*Work instruction*
Check each line of the listing for the word "omfattar" and report the ones that have it.

__________________________________________________

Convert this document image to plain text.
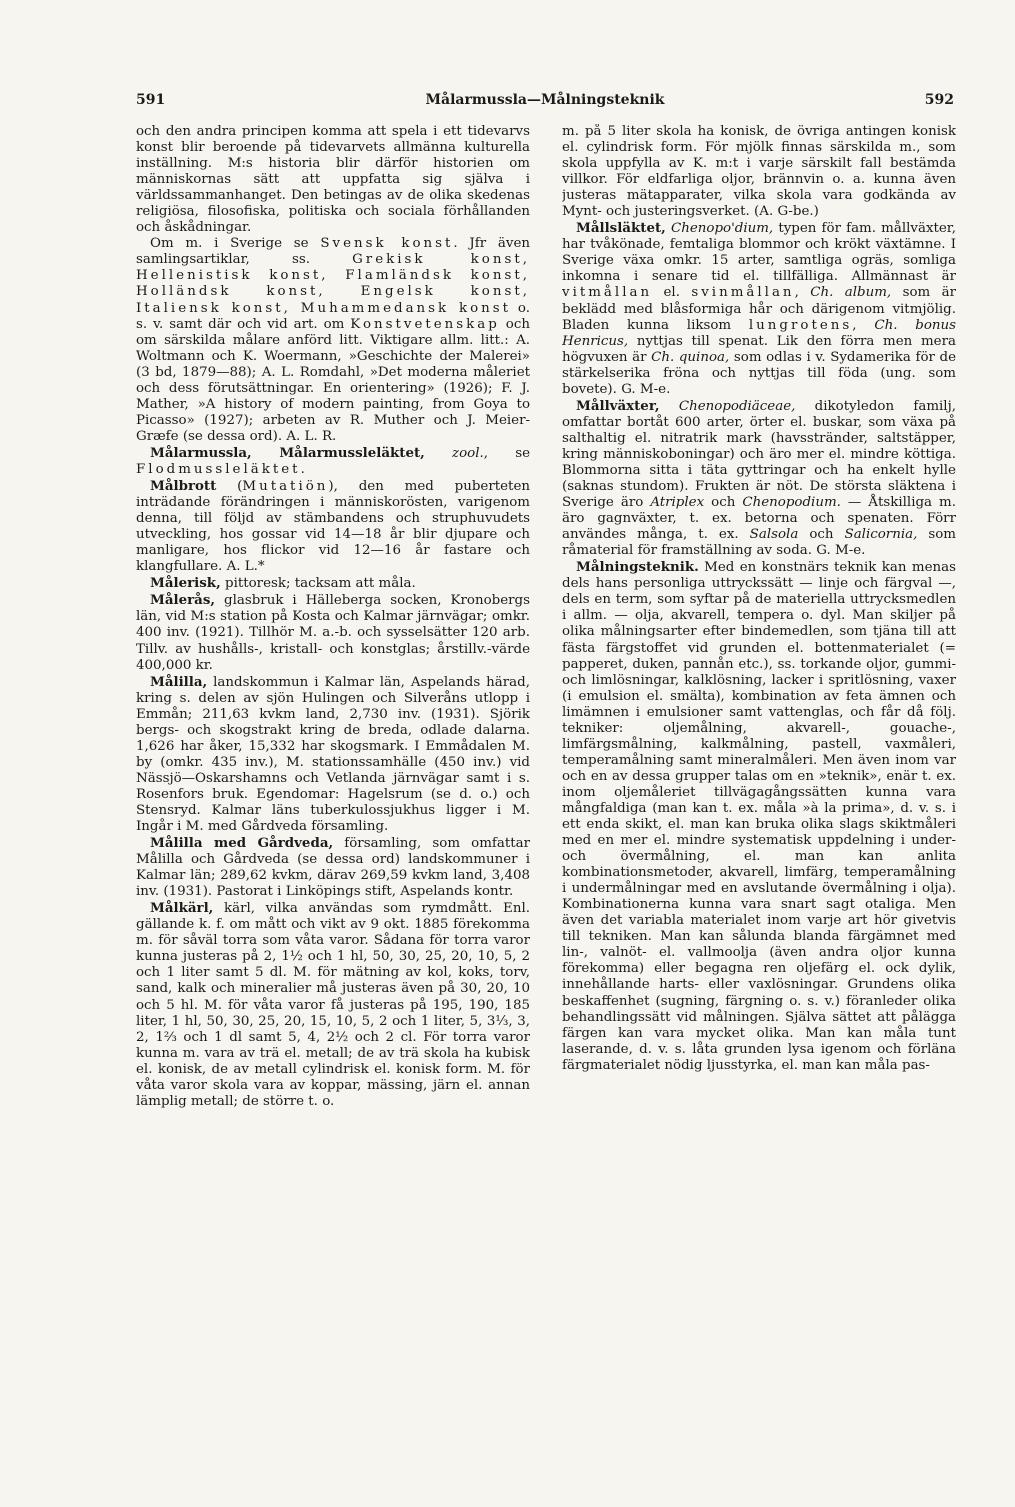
591	Målarmussla—Målningsteknik	592

och den andra principen komma att spela i ett tidevarvs konst blir beroende på tidevarvets allmänna kulturella inställning. M:s historia blir därför historien om människornas sätt att uppfatta sig själva i världssammanhanget. Den betingas av de olika skedenas religiösa, filosofiska, politiska och sociala förhållanden och åskådningar.

Om m. i Sverige se Svensk konst. Jfr även samlingsartiklar, ss. Grekisk konst, Hellenistisk konst, Flamländsk konst, Holländsk konst, Engelsk konst, Italiensk konst, Muhammedansk konst o. s. v. samt där och vid art. om Konstvetenskap och om särskilda målare anförd litt. Viktigare allm. litt.: A. Woltmann och K. Woermann, »Geschichte der Malerei» (3 bd, 1879—88); A. L. Romdahl, »Det moderna måleriet och dess förutsättningar. En orientering» (1926); F. J. Mather, »A history of modern painting, from Goya to Picasso» (1927); arbeten av R. Muther och J. Meier-Græfe (se dessa ord). A. L. R.

Målarmussla, Målarmussleläktet, zool., se Flodmussleläktet.

Målbrott (Mutatiön), den med puberteten inträdande förändringen i människorösten, varigenom denna, till följd av stämbandens och struphuvudets utveckling, hos gossar vid 14—18 år blir djupare och manligare, hos flickor vid 12—16 år fastare och klangfullare. A. L.*

Målerisk, pittoresk; tacksam att måla.

Målerås, glasbruk i Hälleberga socken, Kronobergs län, vid M:s station på Kosta och Kalmar järnvägar; omkr. 400 inv. (1921). Tillhör M. a.-b. och sysselsätter 120 arb. Tillv. av hushålls-, kristall- och konstglas; årstillv.-värde 400,000 kr.

Målilla, landskommun i Kalmar län, Aspelands härad, kring s. delen av sjön Hulingen och Silveråns utlopp i Emmån; 211,63 kvkm land, 2,730 inv. (1931). Sjörik bergs- och skogstrakt kring de breda, odlade dalarna. 1,626 har åker, 15,332 har skogsmark. I Emmådalen M. by (omkr. 435 inv.), M. stationssamhälle (450 inv.) vid Nässjö—Oskarshamns och Vetlanda järnvägar samt i s. Rosenfors bruk. Egendomar: Hagelsrum (se d. o.) och Stensryd. Kalmar läns tuberkulossjukhus ligger i M. Ingår i M. med Gårdveda församling.

Målilla med Gårdveda, församling, som omfattar Målilla och Gårdveda (se dessa ord) landskommuner i Kalmar län; 289,62 kvkm, därav 269,59 kvkm land, 3,408 inv. (1931). Pastorat i Linköpings stift, Aspelands kontr.

Målkärl, kärl, vilka användas som rymdmått. Enl. gällande k. f. om mått och vikt av 9 okt. 1885 förekomma m. för såväl torra som våta varor. Sådana för torra varor kunna justeras på 2, 1½ och 1 hl, 50, 30, 25, 20, 10, 5, 2 och 1 liter samt 5 dl. M. för mätning av kol, koks, torv, sand, kalk och mineralier må justeras även på 30, 20, 10 och 5 hl. M. för våta varor få justeras på 195, 190, 185 liter, 1 hl, 50, 30, 25, 20, 15, 10, 5, 2 och 1 liter, 5, 3⅓, 3, 2, 1⅔ och 1 dl samt 5, 4, 2½ och 2 cl. För torra varor kunna m. vara av trä el. metall; de av trä skola ha kubisk el. konisk, de av metall cylindrisk el. konisk form. M. för våta varor skola vara av koppar, mässing, järn el. annan lämplig metall; de större t. o.

m. på 5 liter skola ha konisk, de övriga antingen konisk el. cylindrisk form. För mjölk finnas särskilda m., som skola uppfylla av K. m:t i varje särskilt fall bestämda villkor. För eldfarliga oljor, brännvin o. a. kunna även justeras mätapparater, vilka skola vara godkända av Mynt- och justeringsverket. (A. G-be.)

Mållsläktet, Chenopo'dium, typen för fam. mållväxter, har tvåkönade, femtaliga blommor och krökt växtämne. I Sverige växa omkr. 15 arter, samtliga ogräs, somliga inkomna i senare tid el. tillfälliga. Allmännast är vitmållan el. svinmållan, Ch. album, som är beklädd med blåsformiga hår och därigenom vitmjölig. Bladen kunna liksom lungrotens, Ch. bonus Henricus, nyttjas till spenat. Lik den förra men mera högvuxen är Ch. quinoa, som odlas i v. Sydamerika för de stärkelserika fröna och nyttjas till föda (ung. som bovete). G. M-e.

Mållväxter, Chenopodiäceae, dikotyledon familj, omfattar bortåt 600 arter, örter el. buskar, som växa på salthaltig el. nitratrik mark (havsstränder, saltstäpper, kring människoboningar) och äro mer el. mindre köttiga. Blommorna sitta i täta gyttringar och ha enkelt hylle (saknas stundom). Frukten är nöt. De största släktena i Sverige äro Atriplex och Chenopodium. — Åtskilliga m. äro gagnväxter, t. ex. betorna och spenaten. Förr användes många, t. ex. Salsola och Salicornia, som råmaterial för framställning av soda. G. M-e.

Målningsteknik. Med en konstnärs teknik kan menas dels hans personliga uttryckssätt — linje och färgval —, dels en term, som syftar på de materiella uttrycksmedlen i allm. — olja, akvarell, tempera o. dyl. Man skiljer på olika målningsarter efter bindemedlen, som tjäna till att fästa färgstoffet vid grunden el. bottenmaterialet (= papperet, duken, pannån etc.), ss. torkande oljor, gummi- och limlösningar, kalklösning, lacker i spritlösning, vaxer (i emulsion el. smälta), kombination av feta ämnen och limämnen i emulsioner samt vattenglas, och får då följ. tekniker: oljemålning, akvarell-, gouache-, limfärgsmålning, kalkmålning, pastell, vaxmåleri, temperamålning samt mineralmåleri. Men även inom var och en av dessa grupper talas om en »teknik», enär t. ex. inom oljemåleriet tillvägagångssätten kunna vara mångfaldiga (man kan t. ex. måla »à la prima», d. v. s. i ett enda skikt, el. man kan bruka olika slags skiktmåleri med en mer el. mindre systematisk uppdelning i under- och övermålning, el. man kan anlita kombinationsmetoder, akvarell, limfärg, temperamålning i undermålningar med en avslutande övermålning i olja). Kombinationerna kunna vara snart sagt otaliga. Men även det variabla materialet inom varje art hör givetvis till tekniken. Man kan sålunda blanda färgämnet med lin-, valnöt- el. vallmoolja (även andra oljor kunna förekomma) eller begagna ren oljefärg el. ock dylik, innehållande harts- eller vaxlösningar. Grundens olika beskaffenhet (sugning, färgning o. s. v.) föranleder olika behandlingssätt vid målningen. Själva sättet att pålägga färgen kan vara mycket olika. Man kan måla tunt laserande, d. v. s. låta grunden lysa igenom och förläna färgmaterialet nödig ljusstyrka, el. man kan måla pas-
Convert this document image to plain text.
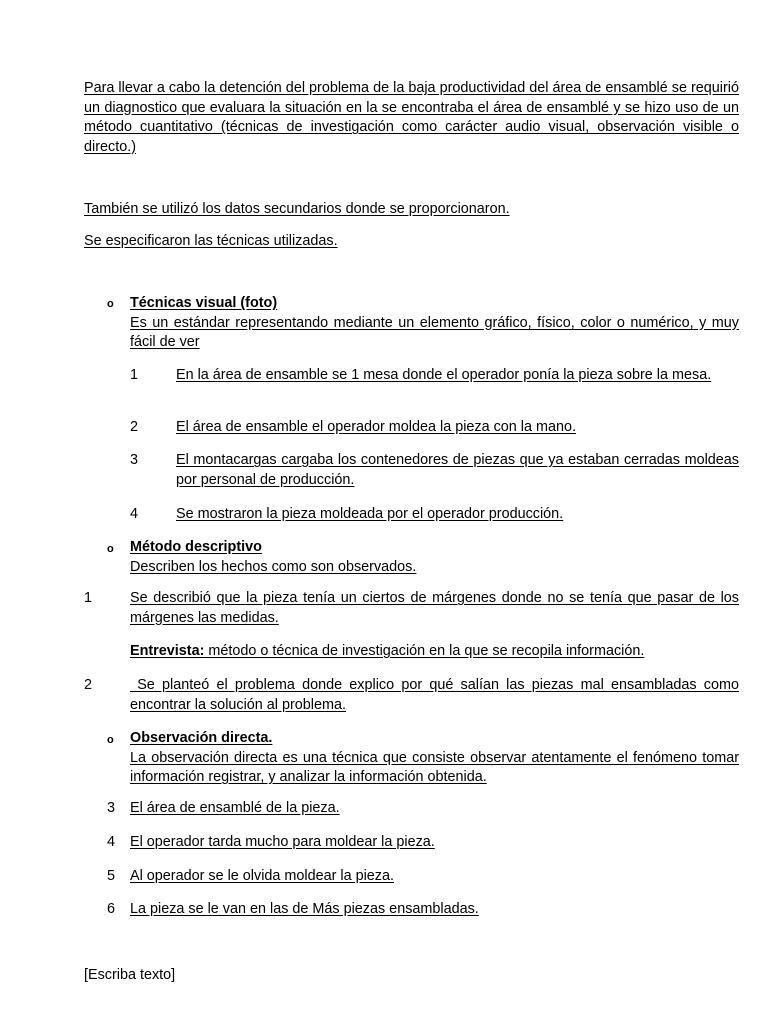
Para llevar a cabo la detención del problema de la baja productividad del área de ensamblé se requirió un diagnostico que evaluara la situación en la se encontraba el área de ensamblé y se hizo uso de un método cuantitativo (técnicas de investigación como carácter audio visual, observación visible o directo.)
También se utilizó los datos secundarios donde se proporcionaron.
Se especificaron las técnicas utilizadas.
o Técnicas visual (foto)
Es un estándar representando mediante un elemento gráfico, físico, color o numérico, y muy fácil de ver
1	En la área de ensamble se 1 mesa donde el operador ponía la pieza sobre la mesa.
2	El área de ensamble el operador moldea la pieza con la mano.
3	El montacargas cargaba los contenedores de piezas que ya estaban cerradas moldeas por personal de producción.
4	Se mostraron la pieza moldeada por el operador producción.
o Método descriptivo
Describen los hechos como son observados.
1	Se describió que la pieza tenía un ciertos de márgenes donde no se tenía que pasar de los márgenes las medidas.
Entrevista: método o técnica de investigación en la que se recopila información.
2	Se planteó el problema donde explico por qué salían las piezas mal ensambladas como encontrar la solución al problema.
o Observación directa.
La observación directa es una técnica que consiste observar atentamente el fenómeno tomar información registrar, y analizar la información obtenida.
3 El área de ensamblé de la pieza.
4 El operador tarda mucho para moldear la pieza.
5 Al operador se le olvida moldear la pieza.
6 La pieza se le van en las de Más piezas ensambladas.
[Escriba texto]
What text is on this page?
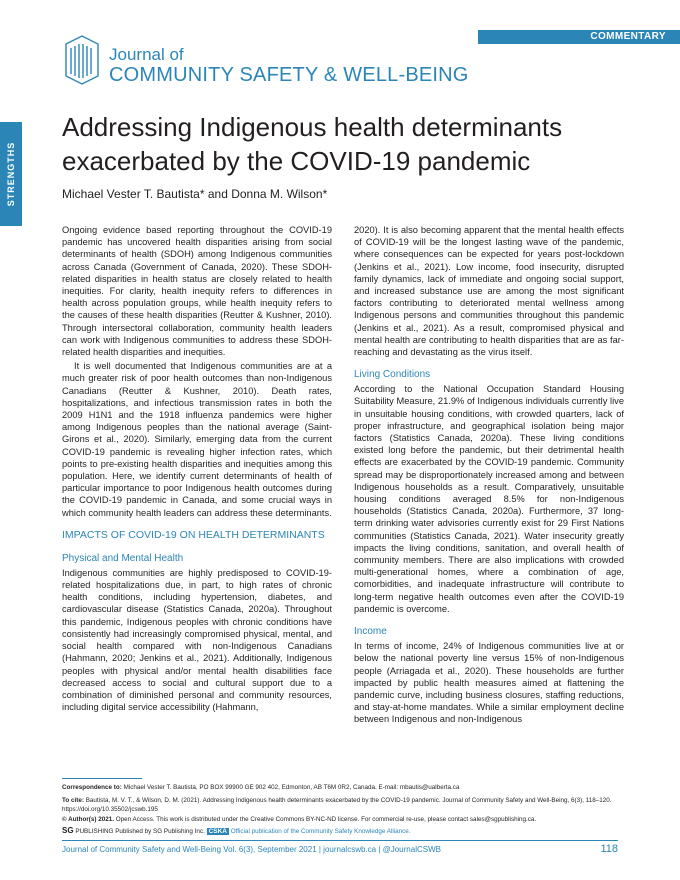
COMMENTARY
STRENGTHS
Journal of
COMMUNITY SAFETY & WELL-BEING
Addressing Indigenous health determinants exacerbated by the COVID-19 pandemic
Michael Vester T. Bautista* and Donna M. Wilson*

Ongoing evidence based reporting throughout the COVID-19 pandemic has uncovered health disparities arising from social determinants of health (SDOH) among Indigenous communities across Canada (Government of Canada, 2020). These SDOH-related disparities in health status are closely related to health inequities. For clarity, health inequity refers to differences in health across population groups, while health inequity refers to the causes of these health disparities (Reutter & Kushner, 2010). Through intersectoral collaboration, community health leaders can work with Indigenous communities to address these SDOH-related health disparities and inequities.

It is well documented that Indigenous communities are at a much greater risk of poor health outcomes than non-Indigenous Canadians (Reutter & Kushner, 2010). Death rates, hospitalizations, and infectious transmission rates in both the 2009 H1N1 and the 1918 influenza pandemics were higher among Indigenous peoples than the national average (Saint-Girons et al., 2020). Similarly, emerging data from the current COVID-19 pandemic is revealing higher infection rates, which points to pre-existing health disparities and inequities among this population. Here, we identify current determinants of health of particular importance to poor Indigenous health outcomes during the COVID-19 pandemic in Canada, and some crucial ways in which community health leaders can address these determinants.

IMPACTS OF COVID-19 ON HEALTH DETERMINANTS
Physical and Mental Health

Indigenous communities are highly predisposed to COVID-19-related hospitalizations due, in part, to high rates of chronic health conditions, including hypertension, diabetes, and cardiovascular disease (Statistics Canada, 2020a). Throughout this pandemic, Indigenous peoples with chronic conditions have consistently had increasingly compromised physical, mental, and social health compared with non-Indigenous Canadians (Hahmann, 2020; Jenkins et al., 2021). Additionally, Indigenous peoples with physical and/or mental health disabilities face decreased access to social and cultural support due to a combination of diminished personal and community resources, including digital service accessibility (Hahmann,

2020). It is also becoming apparent that the mental health effects of COVID-19 will be the longest lasting wave of the pandemic, where consequences can be expected for years post-lockdown (Jenkins et al., 2021). Low income, food insecurity, disrupted family dynamics, lack of immediate and ongoing social support, and increased substance use are among the most significant factors contributing to deteriorated mental wellness among Indigenous persons and communities throughout this pandemic (Jenkins et al., 2021). As a result, compromised physical and mental health are contributing to health disparities that are as far-reaching and devastating as the virus itself.

Living Conditions

According to the National Occupation Standard Housing Suitability Measure, 21.9% of Indigenous individuals currently live in unsuitable housing conditions, with crowded quarters, lack of proper infrastructure, and geographical isolation being major factors (Statistics Canada, 2020a). These living conditions existed long before the pandemic, but their detrimental health effects are exacerbated by the COVID-19 pandemic. Community spread may be disproportionately increased among and between Indigenous households as a result. Comparatively, unsuitable housing conditions averaged 8.5% for non-Indigenous households (Statistics Canada, 2020a). Furthermore, 37 long-term drinking water advisories currently exist for 29 First Nations communities (Statistics Canada, 2021). Water insecurity greatly impacts the living conditions, sanitation, and overall health of community members. There are also implications with crowded multi-generational homes, where a combination of age, comorbidities, and inadequate infrastructure will contribute to long-term negative health outcomes even after the COVID-19 pandemic is overcome.

Income

In terms of income, 24% of Indigenous communities live at or below the national poverty line versus 15% of non-Indigenous people (Arriagada et al., 2020). These households are further impacted by public health measures aimed at flattening the pandemic curve, including business closures, staffing reductions, and stay-at-home mandates. While a similar employment decline between Indigenous and non-Indigenous

Correspondence to: Michael Vester T. Bautista, PO BOX 99900 GE 902 402, Edmonton, AB T6M 0R2, Canada. E-mail: mbautis@ualberta.ca
To cite: Bautista, M. V. T., & Wilson, D. M. (2021). Addressing Indigenous health determinants exacerbated by the COVID-19 pandemic. Journal of Community Safety and Well-Being, 6(3), 118–120. https://doi.org/10.35502/jcswb.195
© Author(s) 2021. Open Access. This work is distributed under the Creative Commons BY-NC-ND license. For commercial re-use, please contact sales@sgpublishing.ca.
SG PUBLISHING Published by SG Publishing Inc. CSKA Official publication of the Community Safety Knowledge Alliance.
Journal of Community Safety and Well-Being Vol. 6(3), September 2021 | journalcswb.ca | @JournalCSWB	118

__________________________________________________

*Response below*
Målilla med Gårdveda, församling, som omfattar Målilla och Gårdveda (se dessa ord) landskommuner i Kalmar län; 289,62 kvkm, därav 269,59 kvkm land, 3,408 inv. (1931). Pastorat i Linköpings stift, Aspelands kontr.
Mållväxter, Chenopodiäceae, dikotyledon familj, omfattar bortåt 600 arter, örter el. buskar, som växa på salthaltig el. nitratrik mark (havsstränder, saltstäpper, kring människoboningar) och äro mer el. mindre köttiga. Blommorna sitta i täta gyttringar och ha enkelt hylle (saknas stundom). Frukten är nöt. De största släktena i Sverige äro Atriplex och Chenopodium. — Åtskilliga m. äro gagnväxter, t. ex. betorna och spenaten. Förr användes många, t. ex. Salsola och Salicornia, som råmaterial för framställning av soda. G. M-e.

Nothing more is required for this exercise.